Figure data in JSON
_____
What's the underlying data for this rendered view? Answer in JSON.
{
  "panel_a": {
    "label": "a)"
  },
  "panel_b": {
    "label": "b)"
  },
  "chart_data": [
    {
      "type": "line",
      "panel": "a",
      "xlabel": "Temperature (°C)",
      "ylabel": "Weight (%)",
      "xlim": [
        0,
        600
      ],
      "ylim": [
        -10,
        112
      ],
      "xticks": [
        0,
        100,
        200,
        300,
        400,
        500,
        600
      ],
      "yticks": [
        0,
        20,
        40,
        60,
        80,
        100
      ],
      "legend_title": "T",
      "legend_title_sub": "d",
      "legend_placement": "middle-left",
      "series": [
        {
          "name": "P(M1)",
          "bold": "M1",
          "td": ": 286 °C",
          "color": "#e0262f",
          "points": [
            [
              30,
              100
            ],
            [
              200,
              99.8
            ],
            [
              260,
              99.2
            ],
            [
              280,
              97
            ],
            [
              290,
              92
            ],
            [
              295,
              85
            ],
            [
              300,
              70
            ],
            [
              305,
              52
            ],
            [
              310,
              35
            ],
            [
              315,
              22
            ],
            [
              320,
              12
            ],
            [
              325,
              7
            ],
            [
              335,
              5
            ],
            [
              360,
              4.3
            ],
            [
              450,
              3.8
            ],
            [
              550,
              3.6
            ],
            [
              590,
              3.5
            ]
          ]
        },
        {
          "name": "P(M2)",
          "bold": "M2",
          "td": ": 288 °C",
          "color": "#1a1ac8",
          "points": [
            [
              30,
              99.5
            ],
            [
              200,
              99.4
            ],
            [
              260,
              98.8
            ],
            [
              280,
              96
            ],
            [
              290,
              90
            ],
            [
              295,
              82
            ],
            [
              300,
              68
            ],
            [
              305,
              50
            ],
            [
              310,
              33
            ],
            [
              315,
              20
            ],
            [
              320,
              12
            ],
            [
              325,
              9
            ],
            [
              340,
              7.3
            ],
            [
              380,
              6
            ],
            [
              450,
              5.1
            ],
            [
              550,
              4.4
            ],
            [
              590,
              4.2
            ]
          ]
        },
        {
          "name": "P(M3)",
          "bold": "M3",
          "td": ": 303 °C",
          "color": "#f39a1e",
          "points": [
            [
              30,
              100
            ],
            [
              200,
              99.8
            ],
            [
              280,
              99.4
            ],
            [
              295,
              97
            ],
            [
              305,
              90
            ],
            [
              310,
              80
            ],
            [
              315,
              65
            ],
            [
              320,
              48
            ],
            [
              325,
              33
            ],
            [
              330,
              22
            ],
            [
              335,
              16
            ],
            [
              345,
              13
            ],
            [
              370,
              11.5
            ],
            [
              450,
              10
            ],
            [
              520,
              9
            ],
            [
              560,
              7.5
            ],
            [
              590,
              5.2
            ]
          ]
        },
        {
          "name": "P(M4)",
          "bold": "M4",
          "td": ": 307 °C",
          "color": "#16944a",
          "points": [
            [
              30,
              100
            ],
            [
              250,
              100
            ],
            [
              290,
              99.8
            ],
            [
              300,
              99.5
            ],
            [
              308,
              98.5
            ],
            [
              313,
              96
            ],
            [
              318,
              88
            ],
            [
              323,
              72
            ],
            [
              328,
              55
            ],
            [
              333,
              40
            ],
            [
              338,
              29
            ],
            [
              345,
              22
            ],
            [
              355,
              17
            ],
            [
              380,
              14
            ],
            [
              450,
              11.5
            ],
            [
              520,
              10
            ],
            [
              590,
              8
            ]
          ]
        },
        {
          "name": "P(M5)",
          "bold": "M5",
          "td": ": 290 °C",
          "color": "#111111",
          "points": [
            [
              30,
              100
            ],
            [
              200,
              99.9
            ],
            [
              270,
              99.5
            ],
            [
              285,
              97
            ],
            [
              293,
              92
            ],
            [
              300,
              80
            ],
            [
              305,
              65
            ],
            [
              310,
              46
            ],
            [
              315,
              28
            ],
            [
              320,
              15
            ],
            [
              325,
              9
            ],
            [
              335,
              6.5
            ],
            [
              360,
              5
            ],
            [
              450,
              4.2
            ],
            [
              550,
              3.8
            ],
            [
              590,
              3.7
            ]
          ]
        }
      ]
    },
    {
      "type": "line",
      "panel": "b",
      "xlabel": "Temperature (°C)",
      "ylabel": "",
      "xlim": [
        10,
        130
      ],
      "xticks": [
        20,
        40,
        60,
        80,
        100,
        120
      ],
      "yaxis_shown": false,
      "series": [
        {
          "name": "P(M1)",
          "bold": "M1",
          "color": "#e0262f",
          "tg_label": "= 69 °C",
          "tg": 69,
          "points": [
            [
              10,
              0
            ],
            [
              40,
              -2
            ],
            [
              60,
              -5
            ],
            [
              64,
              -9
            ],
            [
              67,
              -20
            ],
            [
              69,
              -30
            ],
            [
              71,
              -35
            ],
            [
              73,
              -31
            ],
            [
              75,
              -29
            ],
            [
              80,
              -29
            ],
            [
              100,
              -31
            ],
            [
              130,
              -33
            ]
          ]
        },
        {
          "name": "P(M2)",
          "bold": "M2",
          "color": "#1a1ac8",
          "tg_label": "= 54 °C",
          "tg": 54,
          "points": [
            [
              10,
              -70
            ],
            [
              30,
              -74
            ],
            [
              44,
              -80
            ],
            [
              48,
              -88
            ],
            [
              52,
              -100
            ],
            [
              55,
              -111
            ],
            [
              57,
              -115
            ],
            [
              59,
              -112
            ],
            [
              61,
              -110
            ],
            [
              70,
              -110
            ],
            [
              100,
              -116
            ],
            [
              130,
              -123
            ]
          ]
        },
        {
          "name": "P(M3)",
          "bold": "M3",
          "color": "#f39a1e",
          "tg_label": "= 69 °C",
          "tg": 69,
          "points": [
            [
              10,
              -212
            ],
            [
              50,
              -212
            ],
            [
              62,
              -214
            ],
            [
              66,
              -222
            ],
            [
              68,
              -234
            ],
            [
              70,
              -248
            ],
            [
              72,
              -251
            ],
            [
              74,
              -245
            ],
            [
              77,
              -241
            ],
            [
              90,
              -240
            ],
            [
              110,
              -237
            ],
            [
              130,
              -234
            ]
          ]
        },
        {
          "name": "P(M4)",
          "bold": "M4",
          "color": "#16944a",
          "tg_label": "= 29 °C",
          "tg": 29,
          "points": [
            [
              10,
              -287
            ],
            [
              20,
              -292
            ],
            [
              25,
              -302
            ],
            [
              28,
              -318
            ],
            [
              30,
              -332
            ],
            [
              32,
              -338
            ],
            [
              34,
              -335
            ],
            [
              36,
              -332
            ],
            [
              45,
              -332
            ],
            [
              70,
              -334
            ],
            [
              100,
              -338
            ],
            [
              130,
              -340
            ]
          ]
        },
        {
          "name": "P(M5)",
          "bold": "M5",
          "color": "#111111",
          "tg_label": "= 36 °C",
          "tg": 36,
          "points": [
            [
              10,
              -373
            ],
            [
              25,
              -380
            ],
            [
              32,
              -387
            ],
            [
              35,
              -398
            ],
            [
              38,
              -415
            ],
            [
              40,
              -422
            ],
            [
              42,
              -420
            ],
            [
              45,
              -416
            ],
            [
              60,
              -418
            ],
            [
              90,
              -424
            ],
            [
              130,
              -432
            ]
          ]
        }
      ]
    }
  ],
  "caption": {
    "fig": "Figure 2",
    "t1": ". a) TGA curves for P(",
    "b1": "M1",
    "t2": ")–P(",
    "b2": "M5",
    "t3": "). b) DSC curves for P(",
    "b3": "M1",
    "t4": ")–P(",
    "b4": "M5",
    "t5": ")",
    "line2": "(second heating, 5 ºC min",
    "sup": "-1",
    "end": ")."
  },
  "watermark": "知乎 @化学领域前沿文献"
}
_____
* **EXERCISE GOAL**: Every line of the data above should be copied exactly.

* **WRITTEN RESPONSE**:
What's the underlying data for this rendered view? Answer in JSON.
{
  "panel_a": {
    "label": "a)"
  },
  "panel_b": {
    "label": "b)"
  },
  "chart_data": [
    {
      "type": "line",
      "panel": "a",
      "xlabel": "Temperature (°C)",
      "ylabel": "Weight (%)",
      "xlim": [
        0,
        600
      ],
      "ylim": [
        -10,
        112
      ],
      "xticks": [
        0,
        100,
        200,
        300,
        400,
        500,
        600
      ],
      "yticks": [
        0,
        20,
        40,
        60,
        80,
        100
      ],
      "legend_title": "T",
      "legend_title_sub": "d",
      "legend_placement": "middle-left",
      "series": [
        {
          "name": "P(M1)",
          "bold": "M1",
          "td": ": 286 °C",
          "color": "#e0262f",
          "points": [
            [
              30,
              100
            ],
            [
              200,
              99.8
            ],
            [
              260,
              99.2
            ],
            [
              280,
              97
            ],
            [
              290,
              92
            ],
            [
              295,
              85
            ],
            [
              300,
              70
            ],
            [
              305,
              52
            ],
            [
              310,
              35
            ],
            [
              315,
              22
            ],
            [
              320,
              12
            ],
            [
              325,
              7
            ],
            [
              335,
              5
            ],
            [
              360,
              4.3
            ],
            [
              450,
              3.8
            ],
            [
              550,
              3.6
            ],
            [
              590,
              3.5
            ]
          ]
        },
        {
          "name": "P(M2)",
          "bold": "M2",
          "td": ": 288 °C",
          "color": "#1a1ac8",
          "points": [
            [
              30,
              99.5
            ],
            [
              200,
              99.4
            ],
            [
              260,
              98.8
            ],
            [
              280,
              96
            ],
            [
              290,
              90
            ],
            [
              295,
              82
            ],
            [
              300,
              68
            ],
            [
              305,
              50
            ],
            [
              310,
              33
            ],
            [
              315,
              20
            ],
            [
              320,
              12
            ],
            [
              325,
              9
            ],
            [
              340,
              7.3
            ],
            [
              380,
              6
            ],
            [
              450,
              5.1
            ],
            [
              550,
              4.4
            ],
            [
              590,
              4.2
            ]
          ]
        },
        {
          "name": "P(M3)",
          "bold": "M3",
          "td": ": 303 °C",
          "color": "#f39a1e",
          "points": [
            [
              30,
              100
            ],
            [
              200,
              99.8
            ],
            [
              280,
              99.4
            ],
            [
              295,
              97
            ],
            [
              305,
              90
            ],
            [
              310,
              80
            ],
            [
              315,
              65
            ],
            [
              320,
              48
            ],
            [
              325,
              33
            ],
            [
              330,
              22
            ],
            [
              335,
              16
            ],
            [
              345,
              13
            ],
            [
              370,
              11.5
            ],
            [
              450,
              10
            ],
            [
              520,
              9
            ],
            [
              560,
              7.5
            ],
            [
              590,
              5.2
            ]
          ]
        },
        {
          "name": "P(M4)",
          "bold": "M4",
          "td": ": 307 °C",
          "color": "#16944a",
          "points": [
            [
              30,
              100
            ],
            [
              250,
              100
            ],
            [
              290,
              99.8
            ],
            [
              300,
              99.5
            ],
            [
              308,
              98.5
            ],
            [
              313,
              96
            ],
            [
              318,
              88
            ],
            [
              323,
              72
            ],
            [
              328,
              55
            ],
            [
              333,
              40
            ],
            [
              338,
              29
            ],
            [
              345,
              22
            ],
            [
              355,
              17
            ],
            [
              380,
              14
            ],
            [
              450,
              11.5
            ],
            [
              520,
              10
            ],
            [
              590,
              8
            ]
          ]
        },
        {
          "name": "P(M5)",
          "bold": "M5",
          "td": ": 290 °C",
          "color": "#111111",
          "points": [
            [
              30,
              100
            ],
            [
              200,
              99.9
            ],
            [
              270,
              99.5
            ],
            [
              285,
              97
            ],
            [
              293,
              92
            ],
            [
              300,
              80
            ],
            [
              305,
              65
            ],
            [
              310,
              46
            ],
            [
              315,
              28
            ],
            [
              320,
              15
            ],
            [
              325,
              9
            ],
            [
              335,
              6.5
            ],
            [
              360,
              5
            ],
            [
              450,
              4.2
            ],
            [
              550,
              3.8
            ],
            [
              590,
              3.7
            ]
          ]
        }
      ]
    },
    {
      "type": "line",
      "panel": "b",
      "xlabel": "Temperature (°C)",
      "ylabel": "",
      "xlim": [
        10,
        130
      ],
      "xticks": [
        20,
        40,
        60,
        80,
        100,
        120
      ],
      "yaxis_shown": false,
      "series": [
        {
          "name": "P(M1)",
          "bold": "M1",
          "color": "#e0262f",
          "tg_label": "= 69 °C",
          "tg": 69,
          "points": [
            [
              10,
              0
            ],
            [
              40,
              -2
            ],
            [
              60,
              -5
            ],
            [
              64,
              -9
            ],
            [
              67,
              -20
            ],
            [
              69,
              -30
            ],
            [
              71,
              -35
            ],
            [
              73,
              -31
            ],
            [
              75,
              -29
            ],
            [
              80,
              -29
            ],
            [
              100,
              -31
            ],
            [
              130,
              -33
            ]
          ]
        },
        {
          "name": "P(M2)",
          "bold": "M2",
          "color": "#1a1ac8",
          "tg_label": "= 54 °C",
          "tg": 54,
          "points": [
            [
              10,
              -70
            ],
            [
              30,
              -74
            ],
            [
              44,
              -80
            ],
            [
              48,
              -88
            ],
            [
              52,
              -100
            ],
            [
              55,
              -111
            ],
            [
              57,
              -115
            ],
            [
              59,
              -112
            ],
            [
              61,
              -110
            ],
            [
              70,
              -110
            ],
            [
              100,
              -116
            ],
            [
              130,
              -123
            ]
          ]
        },
        {
          "name": "P(M3)",
          "bold": "M3",
          "color": "#f39a1e",
          "tg_label": "= 69 °C",
          "tg": 69,
          "points": [
            [
              10,
              -212
            ],
            [
              50,
              -212
            ],
            [
              62,
              -214
            ],
            [
              66,
              -222
            ],
            [
              68,
              -234
            ],
            [
              70,
              -248
            ],
            [
              72,
              -251
            ],
            [
              74,
              -245
            ],
            [
              77,
              -241
            ],
            [
              90,
              -240
            ],
            [
              110,
              -237
            ],
            [
              130,
              -234
            ]
          ]
        },
        {
          "name": "P(M4)",
          "bold": "M4",
          "color": "#16944a",
          "tg_label": "= 29 °C",
          "tg": 29,
          "points": [
            [
              10,
              -287
            ],
            [
              20,
              -292
            ],
            [
              25,
              -302
            ],
            [
              28,
              -318
            ],
            [
              30,
              -332
            ],
            [
              32,
              -338
            ],
            [
              34,
              -335
            ],
            [
              36,
              -332
            ],
            [
              45,
              -332
            ],
            [
              70,
              -334
            ],
            [
              100,
              -338
            ],
            [
              130,
              -340
            ]
          ]
        },
        {
          "name": "P(M5)",
          "bold": "M5",
          "color": "#111111",
          "tg_label": "= 36 °C",
          "tg": 36,
          "points": [
            [
              10,
              -373
            ],
            [
              25,
              -380
            ],
            [
              32,
              -387
            ],
            [
              35,
              -398
            ],
            [
              38,
              -415
            ],
            [
              40,
              -422
            ],
            [
              42,
              -420
            ],
            [
              45,
              -416
            ],
            [
              60,
              -418
            ],
            [
              90,
              -424
            ],
            [
              130,
              -432
            ]
          ]
        }
      ]
    }
  ],
  "caption": {
    "fig": "Figure 2",
    "t1": ". a) TGA curves for P(",
    "b1": "M1",
    "t2": ")–P(",
    "b2": "M5",
    "t3": "). b) DSC curves for P(",
    "b3": "M1",
    "t4": ")–P(",
    "b4": "M5",
    "t5": ")",
    "line2": "(second heating, 5 ºC min",
    "sup": "-1",
    "end": ")."
  },
  "watermark": "知乎 @化学领域前沿文献"
}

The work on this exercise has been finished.